● Consigne écrite 1
D'après l'extrait sur Bellingham, dans quelle ville le joueur a-t-il été formé ?
● Consigne écrite 2
Dans l'extrait sur Bellingham, recopiez mot pour mot le passage qui commence par les mots contenant « Non content d’indiquer » et s'achève sur « 9 par excellence. ».

Et à la 54e minute, le numéro 5 a pris des allures de numéro 9 pour convertir un éclair technique de Vinicius au tableau d’affichage. De milieu offensif à renard des surfaces, c’est en ce sens que le joueur formé à Birmingham sait faire fructifier les actions madrilènes. Constamment à l’affût de la moindre miette, Bellingham parvient à transformer sa densité physique en inépuisable carburant vers la zone du danger.

Non content d’indiquer la marche à suivre, l’ancien joueur de Dortmund dépasse ses fonctions originelles et perfore sans arrêt le bloc adverse. Grâce à son travail de sape, Rodrygo et Vini ont davantage d’espace pour exprimer leurs qualités sans être pour autant collés à la ligne. Aussi, le joyau de la couronne britannique jouit d’un élément étranger à la panoplie des deux Brésiliens : le jeu de tête. Sa remise parfaitement calibrée pour Carvajal, au crépuscule de la rencontre face à Almeria en championnat, résume intégralement sa mue sur le pré. Aussi clinique à la passe qu’à la finition, l’Anglais représente le faux numéro 9 par excellence.

Celui qui manque tant aux deux artistes sur le front de l’attaque lorsqu’il n’est pas là. Sans cette touche finale, le tandem auriverde sollicite, décale, crée mais n’exécute souvent pas. 25 buts toutes compétitions confondues cette saison à eux deux, le total n’est ni impressionnant, ni famélique. Comment échapper à cette inefficience qui les guette ? En l’absence de Bellingham, parfois blessé cette saison, un joueur hispanique, enrôlé spécialement pour son rôle de finisseur, a pu apporter sa pierre à l’édifice.

Joselu, un ancrage indispensable à l’efficacité du duo ?

Alors que le Canterano n’était venu au départ que pour remplacer Mariano numériquement, il s’est quelques fois retrouvé dans la peau d’un titulaire, même lors de rencontres décisives, comme lors du déplacement à Gérone l’an passé (victoire 0-3). Lorsque l’Espagnol est en pointe, Viní Jr. paraît plus à son aise. Joselu, de par son profil, fixe les centraux adverses, servant de point d’ancrage pour l’équipe.

● Informations fournies
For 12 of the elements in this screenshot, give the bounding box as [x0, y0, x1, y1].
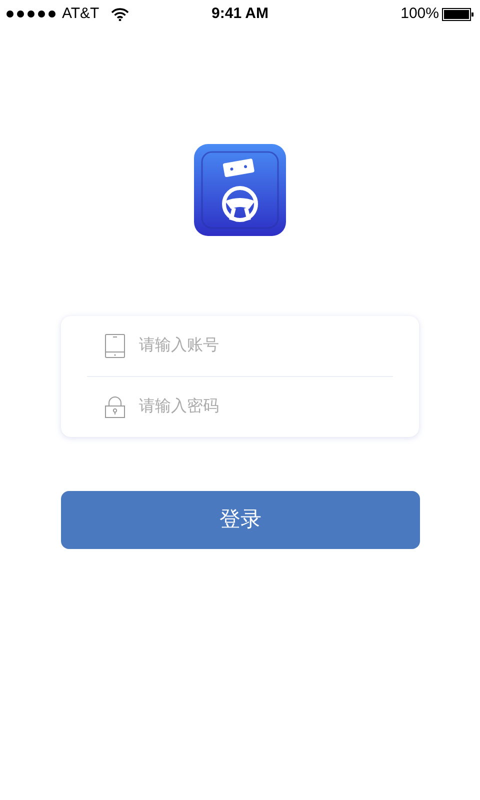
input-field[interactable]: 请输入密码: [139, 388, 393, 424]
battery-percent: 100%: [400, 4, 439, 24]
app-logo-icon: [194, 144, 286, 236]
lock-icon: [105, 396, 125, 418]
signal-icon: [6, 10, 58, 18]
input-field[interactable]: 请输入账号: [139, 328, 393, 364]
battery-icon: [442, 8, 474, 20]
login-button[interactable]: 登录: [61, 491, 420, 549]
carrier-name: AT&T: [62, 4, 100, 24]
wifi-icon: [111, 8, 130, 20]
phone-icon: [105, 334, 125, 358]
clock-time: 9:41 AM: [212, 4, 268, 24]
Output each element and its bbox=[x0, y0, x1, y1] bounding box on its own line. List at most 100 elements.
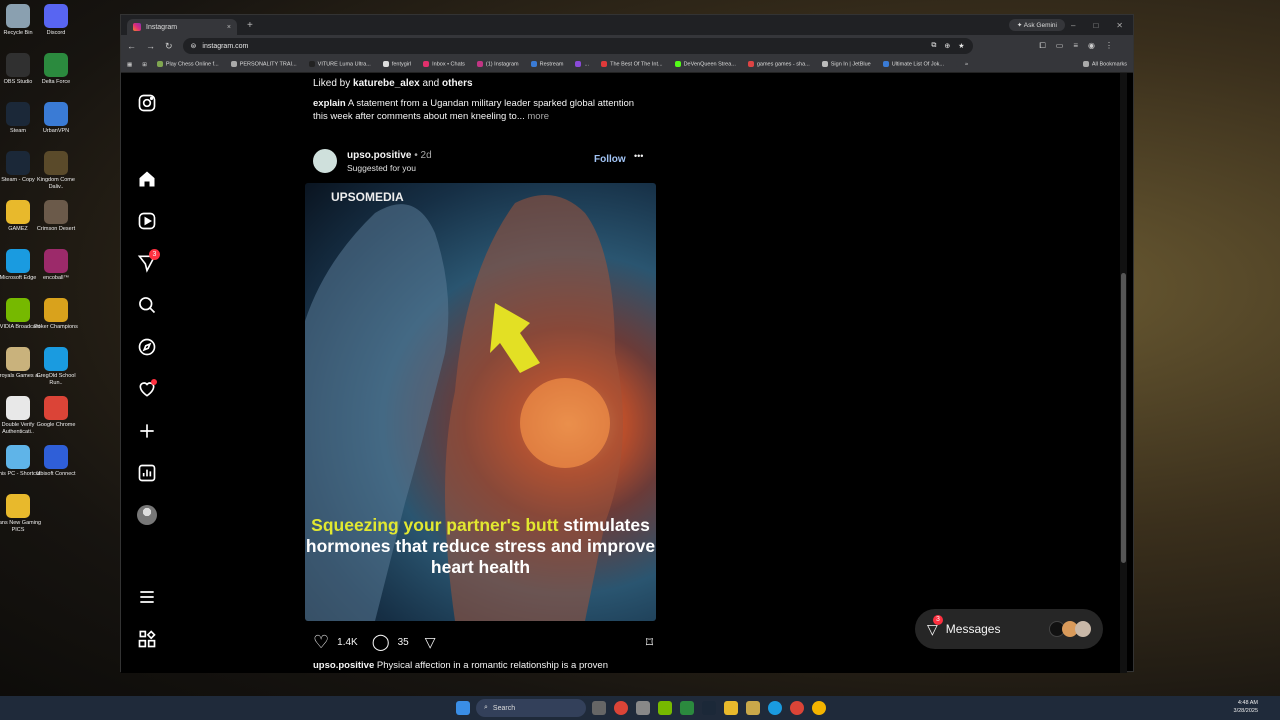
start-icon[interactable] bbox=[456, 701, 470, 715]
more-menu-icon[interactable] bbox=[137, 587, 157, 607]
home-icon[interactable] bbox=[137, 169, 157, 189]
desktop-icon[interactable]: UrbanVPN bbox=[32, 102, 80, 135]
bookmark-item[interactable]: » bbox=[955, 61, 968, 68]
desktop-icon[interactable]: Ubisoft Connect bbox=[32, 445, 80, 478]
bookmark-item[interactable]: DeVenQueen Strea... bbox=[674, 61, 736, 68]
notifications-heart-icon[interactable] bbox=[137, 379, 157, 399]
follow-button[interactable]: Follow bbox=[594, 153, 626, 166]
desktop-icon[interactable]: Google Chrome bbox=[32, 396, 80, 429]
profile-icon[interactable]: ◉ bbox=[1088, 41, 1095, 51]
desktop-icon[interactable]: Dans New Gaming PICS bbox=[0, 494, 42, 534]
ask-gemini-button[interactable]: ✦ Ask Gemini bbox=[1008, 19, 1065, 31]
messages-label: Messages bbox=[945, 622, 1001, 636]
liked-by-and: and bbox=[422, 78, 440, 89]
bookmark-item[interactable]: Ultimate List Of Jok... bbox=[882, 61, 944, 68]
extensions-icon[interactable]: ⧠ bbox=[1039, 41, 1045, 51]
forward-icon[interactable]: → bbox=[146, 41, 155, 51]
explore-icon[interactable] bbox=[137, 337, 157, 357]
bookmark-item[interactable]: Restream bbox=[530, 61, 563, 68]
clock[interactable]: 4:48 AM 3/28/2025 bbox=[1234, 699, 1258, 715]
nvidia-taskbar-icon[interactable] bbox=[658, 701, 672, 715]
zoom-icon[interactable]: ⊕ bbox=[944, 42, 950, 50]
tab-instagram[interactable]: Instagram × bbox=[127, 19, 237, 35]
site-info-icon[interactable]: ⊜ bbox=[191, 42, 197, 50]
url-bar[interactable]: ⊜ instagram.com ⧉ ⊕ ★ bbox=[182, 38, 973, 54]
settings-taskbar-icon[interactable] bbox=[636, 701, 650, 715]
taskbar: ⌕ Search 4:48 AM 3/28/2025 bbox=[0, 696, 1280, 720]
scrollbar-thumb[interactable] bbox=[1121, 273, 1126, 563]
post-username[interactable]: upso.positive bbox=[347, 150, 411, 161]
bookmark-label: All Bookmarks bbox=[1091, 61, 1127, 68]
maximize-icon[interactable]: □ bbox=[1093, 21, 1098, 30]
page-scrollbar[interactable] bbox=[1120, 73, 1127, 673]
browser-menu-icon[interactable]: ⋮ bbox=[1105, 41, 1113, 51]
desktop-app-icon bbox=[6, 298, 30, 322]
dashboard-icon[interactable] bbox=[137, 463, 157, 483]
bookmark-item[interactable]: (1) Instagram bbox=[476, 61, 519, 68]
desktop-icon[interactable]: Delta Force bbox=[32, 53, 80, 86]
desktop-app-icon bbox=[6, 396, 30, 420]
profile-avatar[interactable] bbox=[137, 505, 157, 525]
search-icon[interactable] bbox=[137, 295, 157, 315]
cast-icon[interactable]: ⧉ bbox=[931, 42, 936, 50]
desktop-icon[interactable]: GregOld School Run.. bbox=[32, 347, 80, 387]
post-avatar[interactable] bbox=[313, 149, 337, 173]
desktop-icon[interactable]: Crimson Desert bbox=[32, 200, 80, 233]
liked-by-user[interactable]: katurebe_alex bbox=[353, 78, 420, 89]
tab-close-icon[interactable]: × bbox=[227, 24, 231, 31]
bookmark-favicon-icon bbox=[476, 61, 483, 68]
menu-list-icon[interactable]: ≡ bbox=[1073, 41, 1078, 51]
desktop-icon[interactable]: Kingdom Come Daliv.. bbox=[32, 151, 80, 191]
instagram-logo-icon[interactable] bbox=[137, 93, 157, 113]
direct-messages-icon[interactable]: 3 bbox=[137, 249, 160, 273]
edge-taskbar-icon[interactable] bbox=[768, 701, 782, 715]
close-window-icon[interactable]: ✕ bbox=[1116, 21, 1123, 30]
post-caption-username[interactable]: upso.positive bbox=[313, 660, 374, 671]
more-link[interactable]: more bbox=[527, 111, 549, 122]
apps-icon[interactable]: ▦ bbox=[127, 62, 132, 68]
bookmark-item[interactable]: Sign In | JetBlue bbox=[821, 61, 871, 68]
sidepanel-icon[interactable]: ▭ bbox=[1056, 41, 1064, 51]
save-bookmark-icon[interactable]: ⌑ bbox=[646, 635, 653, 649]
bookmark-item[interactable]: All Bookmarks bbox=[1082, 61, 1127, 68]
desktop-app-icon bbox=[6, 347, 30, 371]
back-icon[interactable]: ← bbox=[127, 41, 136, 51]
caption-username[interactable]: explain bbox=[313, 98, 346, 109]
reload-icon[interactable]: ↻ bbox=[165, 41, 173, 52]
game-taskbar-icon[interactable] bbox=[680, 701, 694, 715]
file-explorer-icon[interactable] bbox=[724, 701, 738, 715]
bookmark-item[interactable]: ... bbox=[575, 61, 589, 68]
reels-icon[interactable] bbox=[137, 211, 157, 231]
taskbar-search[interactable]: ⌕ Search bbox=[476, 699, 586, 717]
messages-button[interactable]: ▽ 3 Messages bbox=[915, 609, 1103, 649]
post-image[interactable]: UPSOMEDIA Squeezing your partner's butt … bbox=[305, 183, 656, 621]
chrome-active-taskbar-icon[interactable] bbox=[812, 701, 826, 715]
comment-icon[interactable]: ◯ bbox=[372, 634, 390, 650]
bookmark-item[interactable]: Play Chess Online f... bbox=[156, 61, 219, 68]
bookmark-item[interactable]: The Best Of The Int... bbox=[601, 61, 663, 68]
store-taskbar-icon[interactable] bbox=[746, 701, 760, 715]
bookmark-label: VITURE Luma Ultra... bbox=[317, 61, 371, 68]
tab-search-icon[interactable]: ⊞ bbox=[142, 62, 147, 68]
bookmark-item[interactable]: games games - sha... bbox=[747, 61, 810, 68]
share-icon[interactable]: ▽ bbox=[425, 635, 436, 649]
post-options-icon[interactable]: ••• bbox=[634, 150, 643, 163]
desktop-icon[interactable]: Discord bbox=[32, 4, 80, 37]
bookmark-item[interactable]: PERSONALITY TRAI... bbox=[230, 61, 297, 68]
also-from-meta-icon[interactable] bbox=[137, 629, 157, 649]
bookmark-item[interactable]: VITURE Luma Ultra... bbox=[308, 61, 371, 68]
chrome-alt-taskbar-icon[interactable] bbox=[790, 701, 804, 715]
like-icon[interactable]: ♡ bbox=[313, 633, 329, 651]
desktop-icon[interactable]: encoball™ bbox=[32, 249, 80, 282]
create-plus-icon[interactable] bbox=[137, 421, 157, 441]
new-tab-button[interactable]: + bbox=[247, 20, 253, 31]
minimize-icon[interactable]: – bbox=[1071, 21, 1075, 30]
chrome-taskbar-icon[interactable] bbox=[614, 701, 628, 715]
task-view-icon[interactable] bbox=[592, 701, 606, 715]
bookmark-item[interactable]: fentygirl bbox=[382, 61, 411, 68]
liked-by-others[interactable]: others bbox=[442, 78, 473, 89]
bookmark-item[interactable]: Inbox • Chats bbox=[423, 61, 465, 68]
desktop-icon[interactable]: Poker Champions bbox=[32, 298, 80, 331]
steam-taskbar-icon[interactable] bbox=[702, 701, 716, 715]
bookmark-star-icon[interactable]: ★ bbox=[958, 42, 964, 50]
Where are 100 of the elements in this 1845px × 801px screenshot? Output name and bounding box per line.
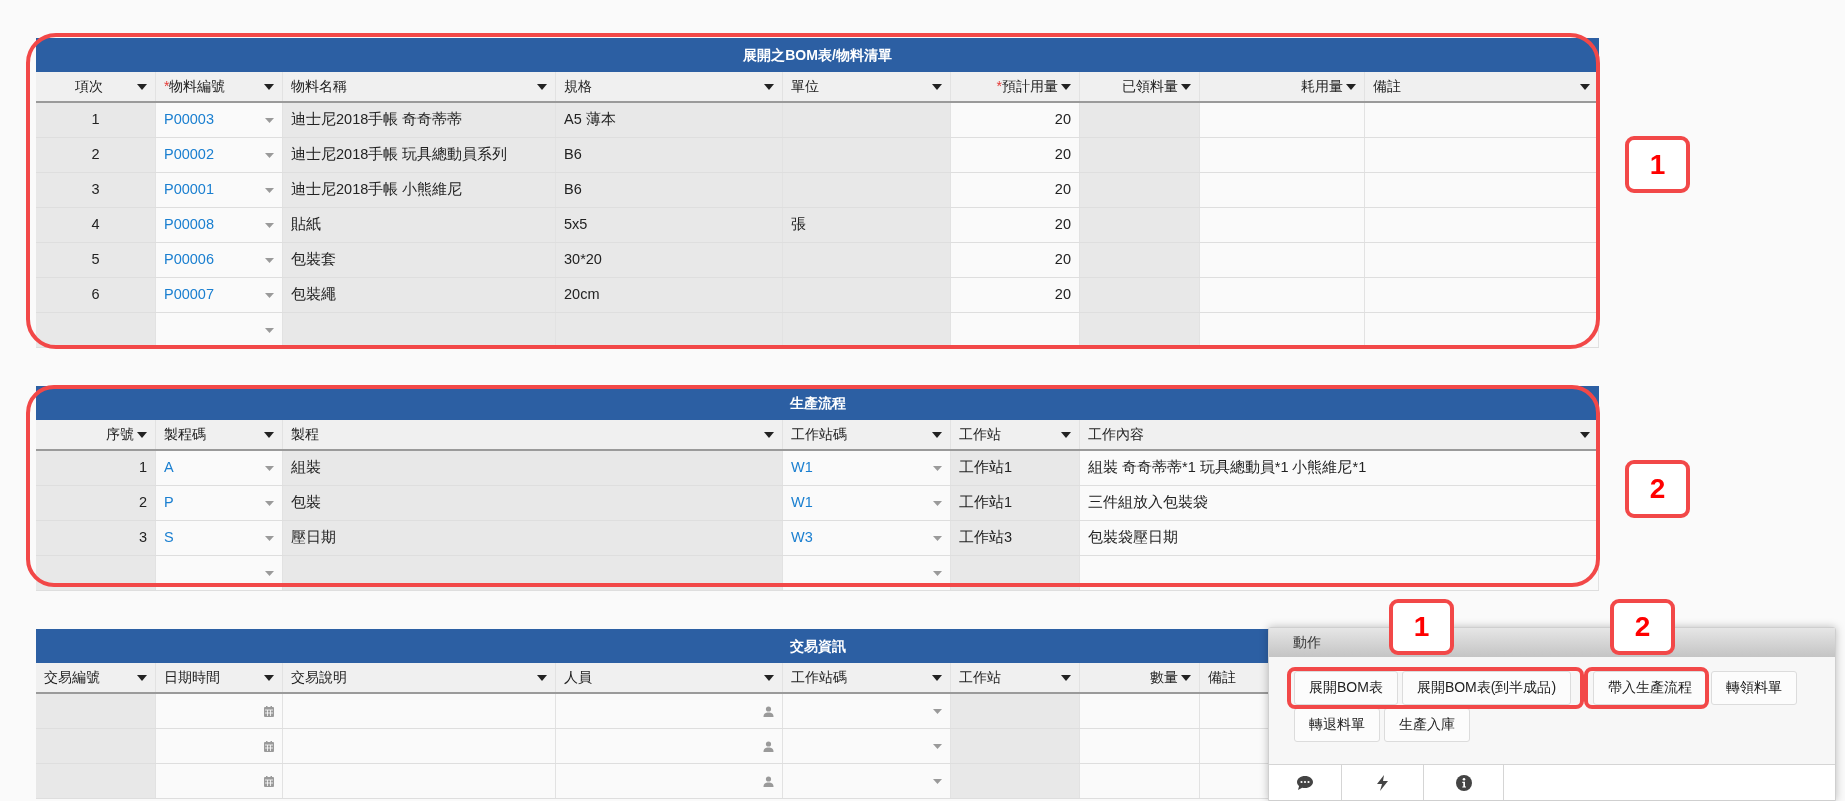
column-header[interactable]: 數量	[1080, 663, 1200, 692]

● Solution proposée 1
À Birmingham.

● Solution proposée 2
Non content d’indiquer la marche à suivre, l’ancien joueur de Dortmund dépasse ses fonctions originelles et perfore sans arrêt le bloc adverse. Grâce à son travail de sape, Rodrygo et Vini ont davantage d’espace pour exprimer leurs qualités sans être pour autant collés à la ligne. Aussi, le joyau de la couronne britannique jouit d’un élément étranger à la panoplie des deux Brésiliens : le jeu de tête. Sa remise parfaitement calibrée pour Carvajal, au crépuscule de la rencontre face à Almeria en championnat, résume intégralement sa mue sur le pré. Aussi clinique à la passe qu’à la finition, l’Anglais représente le faux numéro 9 par excellence.